Entries taken from a collection:
━━━

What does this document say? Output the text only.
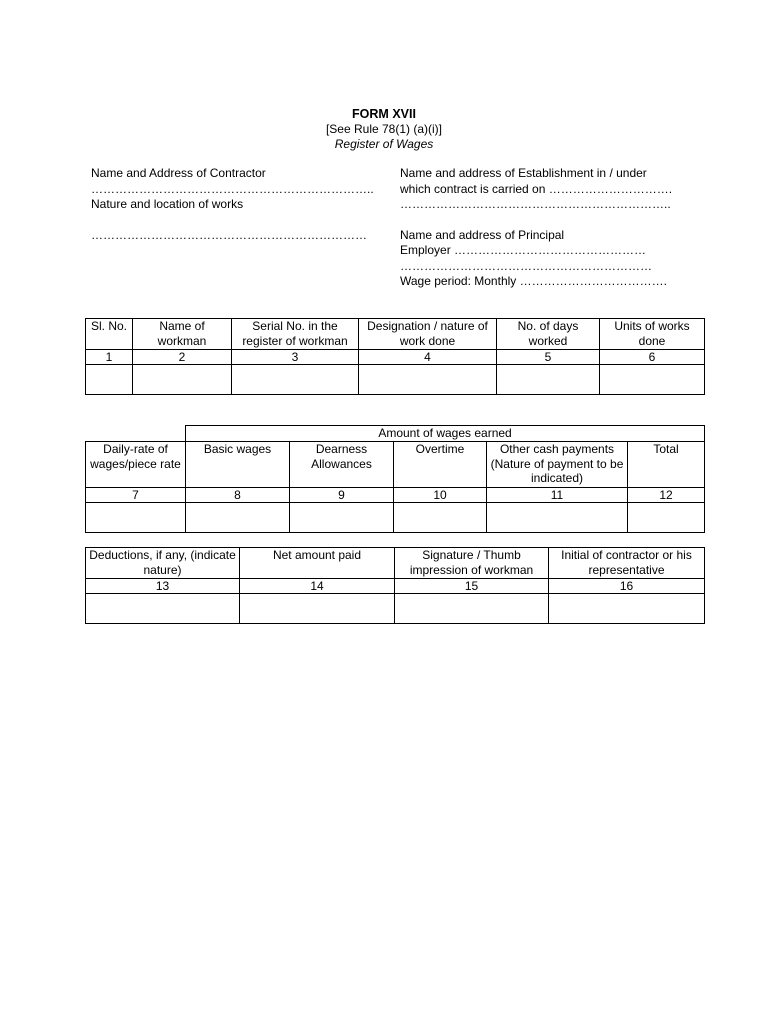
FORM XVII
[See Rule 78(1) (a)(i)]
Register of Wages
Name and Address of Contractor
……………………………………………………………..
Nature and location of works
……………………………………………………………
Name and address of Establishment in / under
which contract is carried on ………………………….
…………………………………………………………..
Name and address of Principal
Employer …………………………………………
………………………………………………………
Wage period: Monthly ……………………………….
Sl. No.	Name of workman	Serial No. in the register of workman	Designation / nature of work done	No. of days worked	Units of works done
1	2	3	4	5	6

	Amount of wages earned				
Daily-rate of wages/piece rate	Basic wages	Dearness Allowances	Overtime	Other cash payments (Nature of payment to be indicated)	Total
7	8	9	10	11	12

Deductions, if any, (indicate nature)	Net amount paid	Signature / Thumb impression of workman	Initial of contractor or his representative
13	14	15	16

━━━

#### What you need to do
Your copy should match the records word for word, with the pictures removed.

#### Complete response
What does this document say? Output the text only.
FORM XVII
[See Rule 78(1) (a)(i)]
Register of Wages
Name and Address of Contractor
……………………………………………………………..
Nature and location of works
……………………………………………………………
Name and address of Establishment in / under
which contract is carried on ………………………….
…………………………………………………………..
Name and address of Principal
Employer …………………………………………
………………………………………………………
Wage period: Monthly ……………………………….
Sl. No.	Name of workman	Serial No. in the register of workman	Designation / nature of work done	No. of days worked	Units of works done
1	2	3	4	5	6

	Amount of wages earned				
Daily-rate of wages/piece rate	Basic wages	Dearness Allowances	Overtime	Other cash payments (Nature of payment to be indicated)	Total
7	8	9	10	11	12

Deductions, if any, (indicate nature)	Net amount paid	Signature / Thumb impression of workman	Initial of contractor or his representative
13	14	15	16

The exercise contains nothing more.